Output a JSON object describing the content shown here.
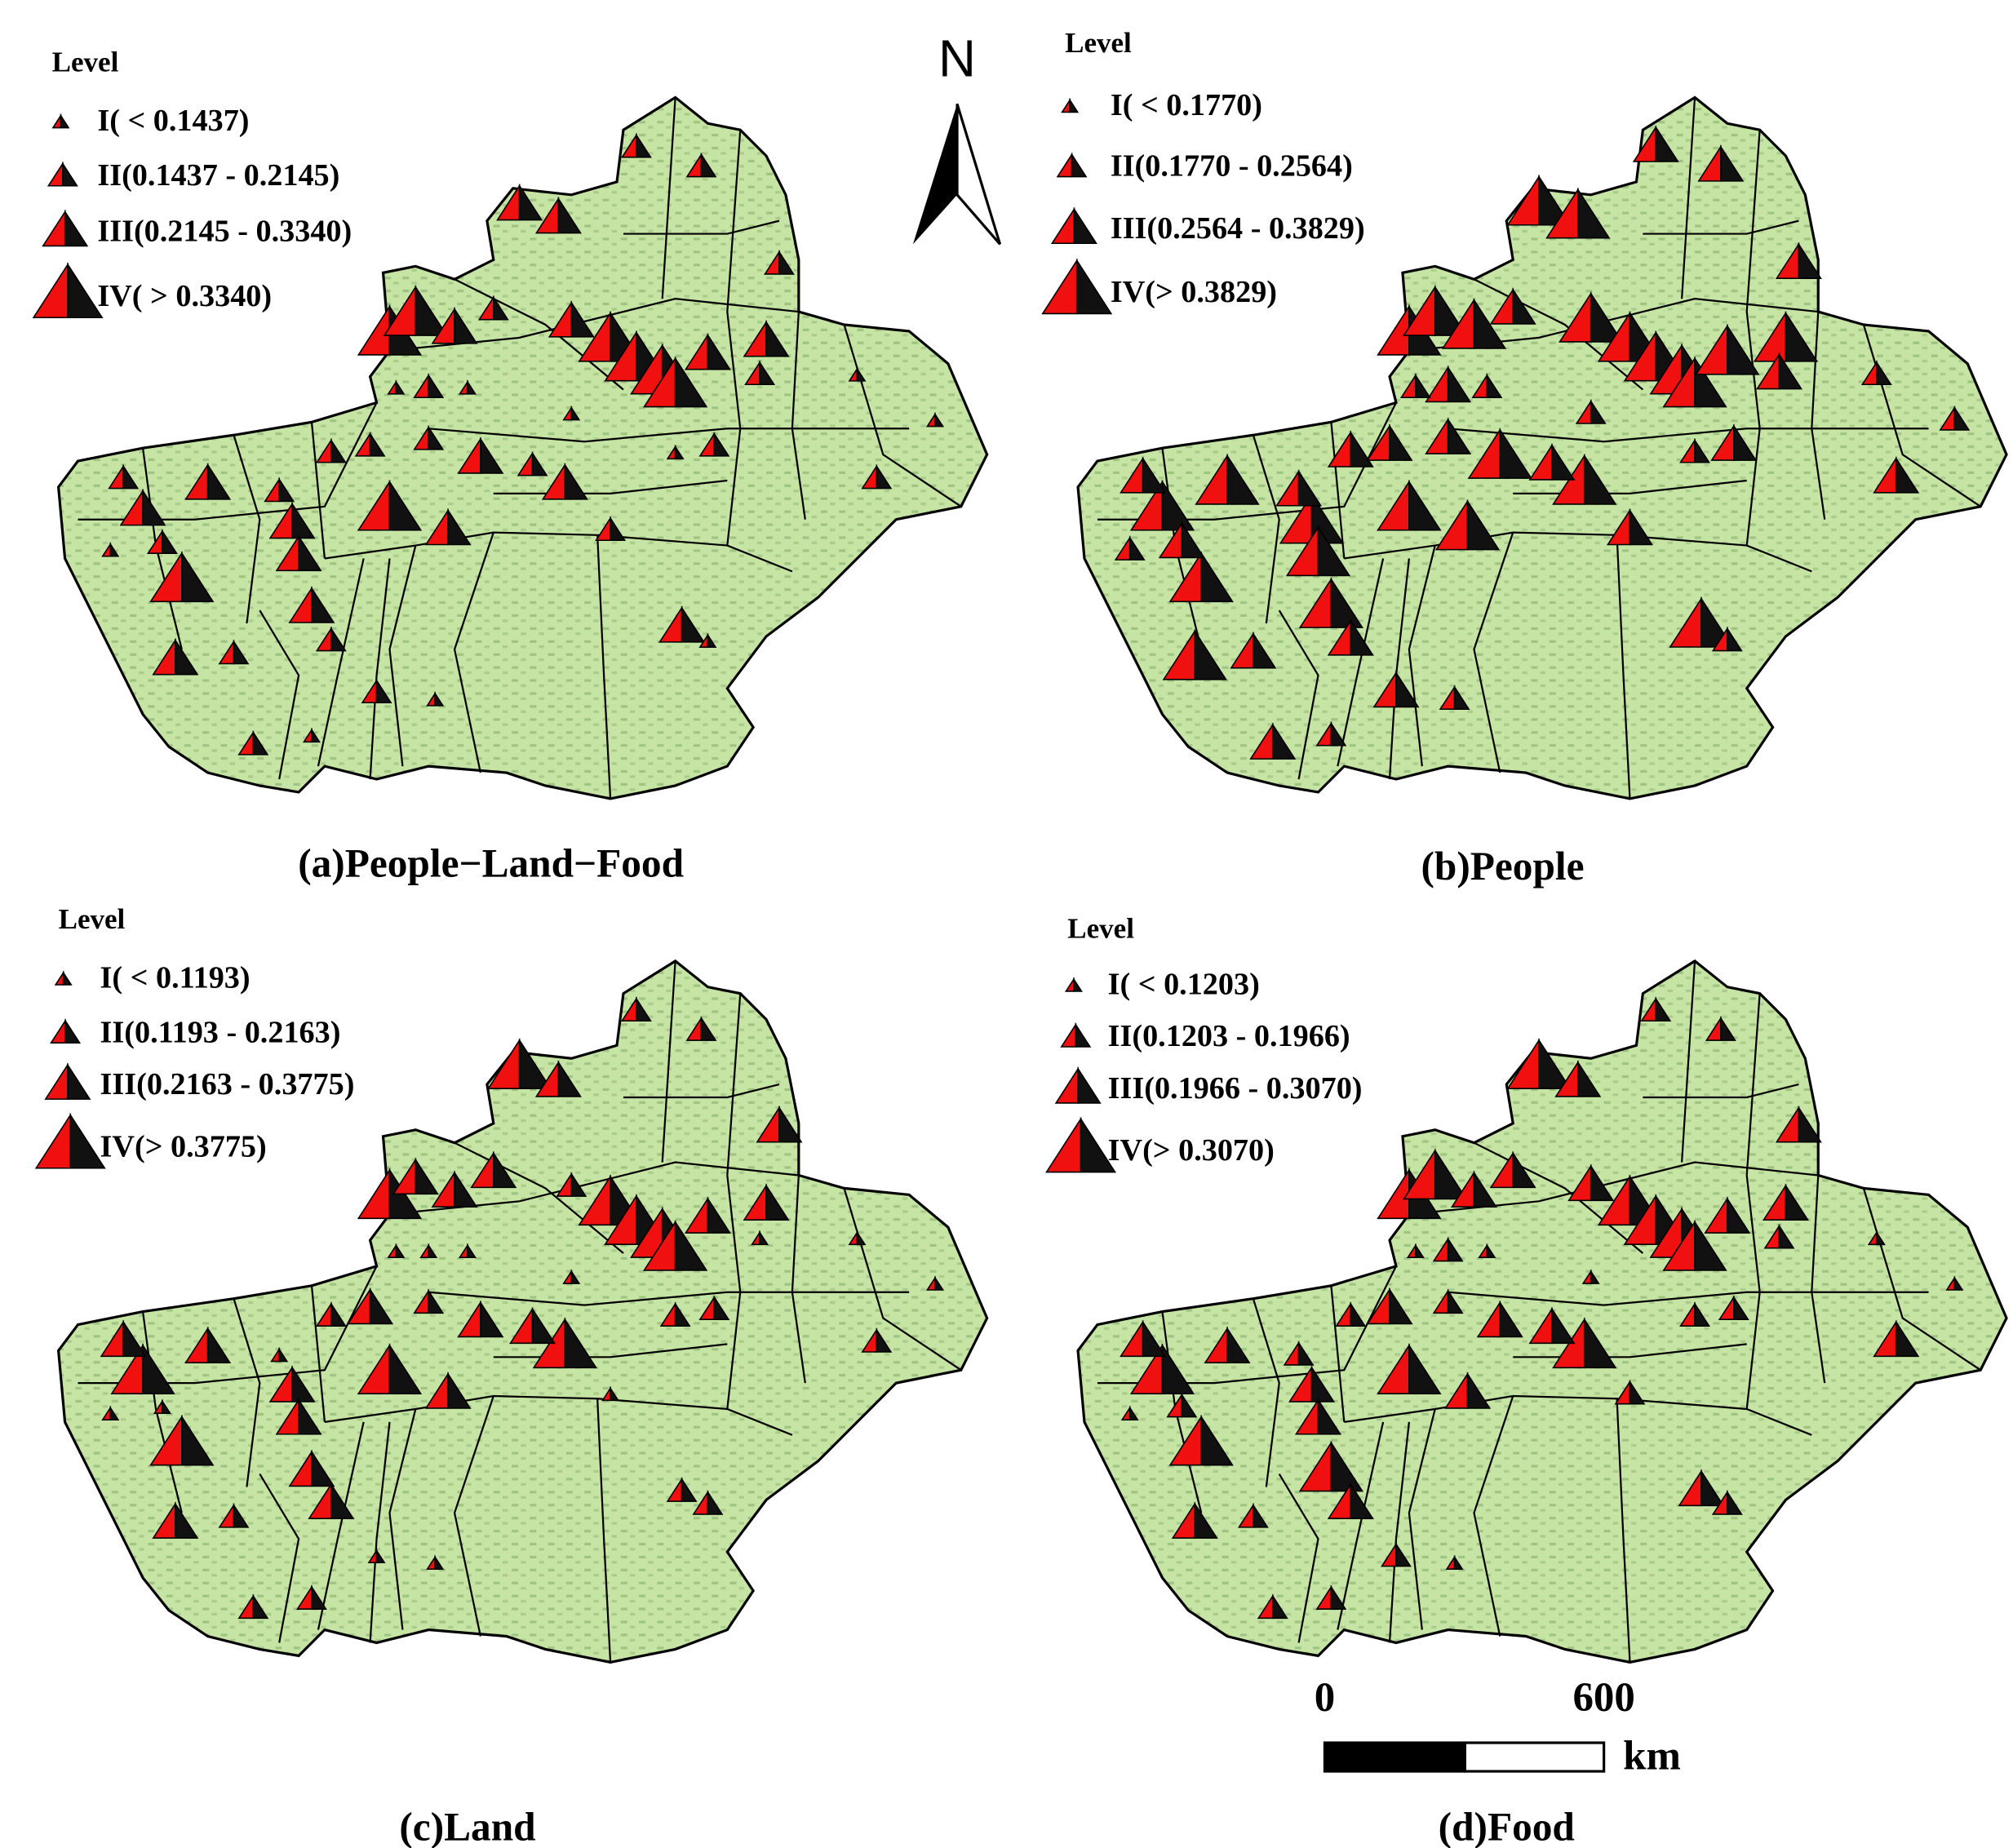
{
  "north": "N",
  "panels": [
    {
      "caption": "(a)People−Land−Food",
      "legend_title": "Level",
      "legend": [
        "I( < 0.1437)",
        "II(0.1437 - 0.2145)",
        "III(0.2145 - 0.3340)",
        "IV( > 0.3340)"
      ]
    },
    {
      "caption": "(b)People",
      "legend_title": "Level",
      "legend": [
        "I( < 0.1770)",
        "II(0.1770 - 0.2564)",
        "III(0.2564 - 0.3829)",
        "IV(> 0.3829)"
      ]
    },
    {
      "caption": "(c)Land",
      "legend_title": "Level",
      "legend": [
        "I( < 0.1193)",
        "II(0.1193 - 0.2163)",
        "III(0.2163 - 0.3775)",
        "IV(> 0.3775)"
      ]
    },
    {
      "caption": "(d)Food",
      "legend_title": "Level",
      "legend": [
        "I( < 0.1203)",
        "II(0.1203 - 0.1966)",
        "III(0.1966 - 0.3070)",
        "IV(> 0.3070)"
      ]
    }
  ],
  "scale_bar": {
    "labels": [
      "0",
      "600"
    ],
    "unit": "km"
  }
}
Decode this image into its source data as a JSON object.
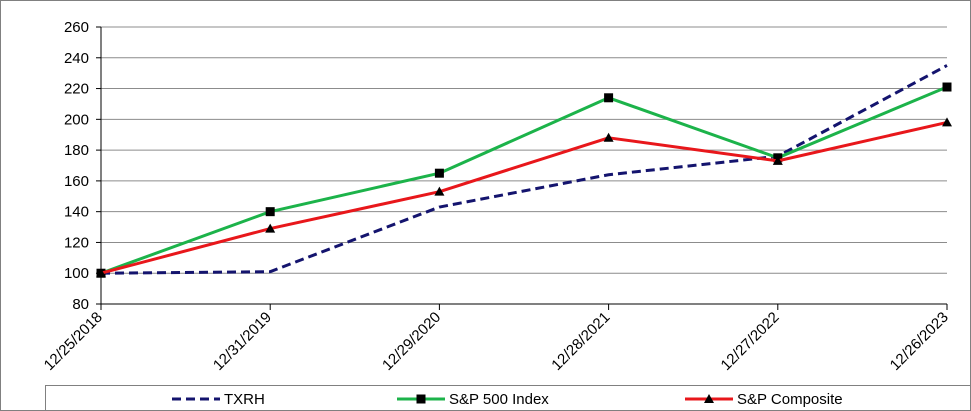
{
  "chart_data": {
    "type": "line",
    "title": "",
    "xlabel": "",
    "ylabel": "",
    "categories": [
      "12/25/2018",
      "12/31/2019",
      "12/29/2020",
      "12/28/2021",
      "12/27/2022",
      "12/26/2023"
    ],
    "ylim": [
      80,
      260
    ],
    "yticks": [
      80,
      100,
      120,
      140,
      160,
      180,
      200,
      220,
      240,
      260
    ],
    "grid": "horizontal",
    "legend_position": "bottom",
    "series": [
      {
        "name": "TXRH",
        "values": [
          100,
          101,
          143,
          164,
          176,
          235
        ],
        "color": "#14146e",
        "style": "dashed",
        "marker": "none"
      },
      {
        "name": "S&P 500 Index",
        "values": [
          100,
          140,
          165,
          214,
          175,
          221
        ],
        "color": "#1cb34a",
        "style": "solid",
        "marker": "square"
      },
      {
        "name": "S&P Composite",
        "values": [
          100,
          129,
          153,
          188,
          173,
          198
        ],
        "color": "#e8171b",
        "style": "solid",
        "marker": "triangle"
      }
    ]
  }
}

○ ○ ○ ○ ○

Show every line from the entries above in which "JSON" appears.

The output:
Output a JSON object describing the content shown here.
Decode this image into its source data as a JSON object.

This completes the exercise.